**Requirements**
Write out the whole listing exactly as it stands.

** start of Source material **

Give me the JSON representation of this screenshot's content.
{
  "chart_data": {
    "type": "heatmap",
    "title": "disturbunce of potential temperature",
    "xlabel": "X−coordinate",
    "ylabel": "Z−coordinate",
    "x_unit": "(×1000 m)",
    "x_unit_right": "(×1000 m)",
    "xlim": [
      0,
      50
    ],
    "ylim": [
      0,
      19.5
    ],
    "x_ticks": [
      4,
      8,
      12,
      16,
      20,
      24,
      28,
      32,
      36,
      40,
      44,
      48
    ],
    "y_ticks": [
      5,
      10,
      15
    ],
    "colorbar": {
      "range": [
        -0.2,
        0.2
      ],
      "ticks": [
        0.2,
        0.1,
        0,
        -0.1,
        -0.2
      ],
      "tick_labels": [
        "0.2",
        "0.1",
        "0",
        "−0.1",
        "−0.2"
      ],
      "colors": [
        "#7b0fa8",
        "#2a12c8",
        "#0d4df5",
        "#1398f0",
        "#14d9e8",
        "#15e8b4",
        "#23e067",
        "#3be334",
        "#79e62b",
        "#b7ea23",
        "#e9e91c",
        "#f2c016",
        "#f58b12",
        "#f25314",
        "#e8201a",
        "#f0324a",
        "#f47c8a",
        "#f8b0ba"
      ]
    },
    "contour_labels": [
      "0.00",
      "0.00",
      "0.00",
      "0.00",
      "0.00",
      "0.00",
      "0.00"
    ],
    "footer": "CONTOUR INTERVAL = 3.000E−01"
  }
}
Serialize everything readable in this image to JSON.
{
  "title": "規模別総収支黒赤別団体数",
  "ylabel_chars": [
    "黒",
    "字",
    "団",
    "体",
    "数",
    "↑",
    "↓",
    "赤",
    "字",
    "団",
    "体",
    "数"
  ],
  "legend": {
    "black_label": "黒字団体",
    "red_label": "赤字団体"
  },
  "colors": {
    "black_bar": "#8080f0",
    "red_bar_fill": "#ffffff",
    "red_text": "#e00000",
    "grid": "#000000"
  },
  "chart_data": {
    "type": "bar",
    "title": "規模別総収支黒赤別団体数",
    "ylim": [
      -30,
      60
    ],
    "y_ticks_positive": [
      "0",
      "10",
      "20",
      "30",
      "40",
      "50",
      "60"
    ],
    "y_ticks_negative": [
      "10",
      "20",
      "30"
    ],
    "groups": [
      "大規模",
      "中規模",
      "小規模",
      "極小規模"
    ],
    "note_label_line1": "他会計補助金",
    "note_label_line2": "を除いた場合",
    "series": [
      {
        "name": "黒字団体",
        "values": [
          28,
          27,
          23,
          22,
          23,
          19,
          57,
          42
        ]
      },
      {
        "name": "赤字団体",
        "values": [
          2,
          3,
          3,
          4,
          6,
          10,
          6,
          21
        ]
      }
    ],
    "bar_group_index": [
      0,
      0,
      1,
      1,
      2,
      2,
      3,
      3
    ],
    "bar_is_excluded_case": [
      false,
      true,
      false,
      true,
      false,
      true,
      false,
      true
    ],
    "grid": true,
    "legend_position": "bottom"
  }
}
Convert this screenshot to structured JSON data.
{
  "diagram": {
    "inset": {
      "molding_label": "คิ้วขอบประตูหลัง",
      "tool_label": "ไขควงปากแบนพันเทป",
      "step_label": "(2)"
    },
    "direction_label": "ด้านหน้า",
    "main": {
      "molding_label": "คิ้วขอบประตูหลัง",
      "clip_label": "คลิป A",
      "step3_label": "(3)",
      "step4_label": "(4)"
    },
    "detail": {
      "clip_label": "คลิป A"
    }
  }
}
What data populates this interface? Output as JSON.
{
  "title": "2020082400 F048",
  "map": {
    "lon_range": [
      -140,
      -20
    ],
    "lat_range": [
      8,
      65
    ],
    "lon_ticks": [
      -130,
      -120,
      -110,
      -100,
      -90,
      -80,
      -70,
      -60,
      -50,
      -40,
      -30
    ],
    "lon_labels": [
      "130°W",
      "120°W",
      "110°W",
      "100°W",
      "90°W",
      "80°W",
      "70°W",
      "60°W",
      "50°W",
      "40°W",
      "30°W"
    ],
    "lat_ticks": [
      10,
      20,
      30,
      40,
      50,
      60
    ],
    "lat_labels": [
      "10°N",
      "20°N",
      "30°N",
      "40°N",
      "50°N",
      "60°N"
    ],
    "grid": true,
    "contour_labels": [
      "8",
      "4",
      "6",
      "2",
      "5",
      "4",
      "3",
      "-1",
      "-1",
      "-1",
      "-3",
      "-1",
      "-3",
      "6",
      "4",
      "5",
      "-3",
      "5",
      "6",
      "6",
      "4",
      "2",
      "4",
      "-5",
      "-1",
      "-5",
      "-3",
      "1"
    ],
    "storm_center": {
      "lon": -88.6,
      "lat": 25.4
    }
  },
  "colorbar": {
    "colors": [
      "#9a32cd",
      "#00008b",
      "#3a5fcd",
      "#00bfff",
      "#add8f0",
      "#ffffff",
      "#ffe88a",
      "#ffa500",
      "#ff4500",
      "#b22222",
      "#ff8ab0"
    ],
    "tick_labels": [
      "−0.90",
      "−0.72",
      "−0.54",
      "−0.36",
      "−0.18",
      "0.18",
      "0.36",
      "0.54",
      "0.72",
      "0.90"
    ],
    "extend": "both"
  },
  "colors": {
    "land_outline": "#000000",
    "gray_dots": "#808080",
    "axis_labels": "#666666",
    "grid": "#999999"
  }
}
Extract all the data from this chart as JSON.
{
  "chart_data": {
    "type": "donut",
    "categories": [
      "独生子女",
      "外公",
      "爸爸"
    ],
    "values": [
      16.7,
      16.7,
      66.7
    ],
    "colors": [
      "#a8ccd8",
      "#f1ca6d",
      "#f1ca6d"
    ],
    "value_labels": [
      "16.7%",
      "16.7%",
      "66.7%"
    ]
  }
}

** end of Source material **

**Task answer**
Give me the JSON representation of this screenshot's content.
{
  "chart_data": {
    "type": "heatmap",
    "title": "disturbunce of potential temperature",
    "xlabel": "X−coordinate",
    "ylabel": "Z−coordinate",
    "x_unit": "(×1000 m)",
    "x_unit_right": "(×1000 m)",
    "xlim": [
      0,
      50
    ],
    "ylim": [
      0,
      19.5
    ],
    "x_ticks": [
      4,
      8,
      12,
      16,
      20,
      24,
      28,
      32,
      36,
      40,
      44,
      48
    ],
    "y_ticks": [
      5,
      10,
      15
    ],
    "colorbar": {
      "range": [
        -0.2,
        0.2
      ],
      "ticks": [
        0.2,
        0.1,
        0,
        -0.1,
        -0.2
      ],
      "tick_labels": [
        "0.2",
        "0.1",
        "0",
        "−0.1",
        "−0.2"
      ],
      "colors": [
        "#7b0fa8",
        "#2a12c8",
        "#0d4df5",
        "#1398f0",
        "#14d9e8",
        "#15e8b4",
        "#23e067",
        "#3be334",
        "#79e62b",
        "#b7ea23",
        "#e9e91c",
        "#f2c016",
        "#f58b12",
        "#f25314",
        "#e8201a",
        "#f0324a",
        "#f47c8a",
        "#f8b0ba"
      ]
    },
    "contour_labels": [
      "0.00",
      "0.00",
      "0.00",
      "0.00",
      "0.00",
      "0.00",
      "0.00"
    ],
    "footer": "CONTOUR INTERVAL = 3.000E−01"
  }
}
Serialize everything readable in this image to JSON.
{
  "title": "規模別総収支黒赤別団体数",
  "ylabel_chars": [
    "黒",
    "字",
    "団",
    "体",
    "数",
    "↑",
    "↓",
    "赤",
    "字",
    "団",
    "体",
    "数"
  ],
  "legend": {
    "black_label": "黒字団体",
    "red_label": "赤字団体"
  },
  "colors": {
    "black_bar": "#8080f0",
    "red_bar_fill": "#ffffff",
    "red_text": "#e00000",
    "grid": "#000000"
  },
  "chart_data": {
    "type": "bar",
    "title": "規模別総収支黒赤別団体数",
    "ylim": [
      -30,
      60
    ],
    "y_ticks_positive": [
      "0",
      "10",
      "20",
      "30",
      "40",
      "50",
      "60"
    ],
    "y_ticks_negative": [
      "10",
      "20",
      "30"
    ],
    "groups": [
      "大規模",
      "中規模",
      "小規模",
      "極小規模"
    ],
    "note_label_line1": "他会計補助金",
    "note_label_line2": "を除いた場合",
    "series": [
      {
        "name": "黒字団体",
        "values": [
          28,
          27,
          23,
          22,
          23,
          19,
          57,
          42
        ]
      },
      {
        "name": "赤字団体",
        "values": [
          2,
          3,
          3,
          4,
          6,
          10,
          6,
          21
        ]
      }
    ],
    "bar_group_index": [
      0,
      0,
      1,
      1,
      2,
      2,
      3,
      3
    ],
    "bar_is_excluded_case": [
      false,
      true,
      false,
      true,
      false,
      true,
      false,
      true
    ],
    "grid": true,
    "legend_position": "bottom"
  }
}
Convert this screenshot to structured JSON data.
{
  "diagram": {
    "inset": {
      "molding_label": "คิ้วขอบประตูหลัง",
      "tool_label": "ไขควงปากแบนพันเทป",
      "step_label": "(2)"
    },
    "direction_label": "ด้านหน้า",
    "main": {
      "molding_label": "คิ้วขอบประตูหลัง",
      "clip_label": "คลิป A",
      "step3_label": "(3)",
      "step4_label": "(4)"
    },
    "detail": {
      "clip_label": "คลิป A"
    }
  }
}
What data populates this interface? Output as JSON.
{
  "title": "2020082400 F048",
  "map": {
    "lon_range": [
      -140,
      -20
    ],
    "lat_range": [
      8,
      65
    ],
    "lon_ticks": [
      -130,
      -120,
      -110,
      -100,
      -90,
      -80,
      -70,
      -60,
      -50,
      -40,
      -30
    ],
    "lon_labels": [
      "130°W",
      "120°W",
      "110°W",
      "100°W",
      "90°W",
      "80°W",
      "70°W",
      "60°W",
      "50°W",
      "40°W",
      "30°W"
    ],
    "lat_ticks": [
      10,
      20,
      30,
      40,
      50,
      60
    ],
    "lat_labels": [
      "10°N",
      "20°N",
      "30°N",
      "40°N",
      "50°N",
      "60°N"
    ],
    "grid": true,
    "contour_labels": [
      "8",
      "4",
      "6",
      "2",
      "5",
      "4",
      "3",
      "-1",
      "-1",
      "-1",
      "-3",
      "-1",
      "-3",
      "6",
      "4",
      "5",
      "-3",
      "5",
      "6",
      "6",
      "4",
      "2",
      "4",
      "-5",
      "-1",
      "-5",
      "-3",
      "1"
    ],
    "storm_center": {
      "lon": -88.6,
      "lat": 25.4
    }
  },
  "colorbar": {
    "colors": [
      "#9a32cd",
      "#00008b",
      "#3a5fcd",
      "#00bfff",
      "#add8f0",
      "#ffffff",
      "#ffe88a",
      "#ffa500",
      "#ff4500",
      "#b22222",
      "#ff8ab0"
    ],
    "tick_labels": [
      "−0.90",
      "−0.72",
      "−0.54",
      "−0.36",
      "−0.18",
      "0.18",
      "0.36",
      "0.54",
      "0.72",
      "0.90"
    ],
    "extend": "both"
  },
  "colors": {
    "land_outline": "#000000",
    "gray_dots": "#808080",
    "axis_labels": "#666666",
    "grid": "#999999"
  }
}
Extract all the data from this chart as JSON.
{
  "chart_data": {
    "type": "donut",
    "categories": [
      "独生子女",
      "外公",
      "爸爸"
    ],
    "values": [
      16.7,
      16.7,
      66.7
    ],
    "colors": [
      "#a8ccd8",
      "#f1ca6d",
      "#f1ca6d"
    ],
    "value_labels": [
      "16.7%",
      "16.7%",
      "66.7%"
    ]
  }
}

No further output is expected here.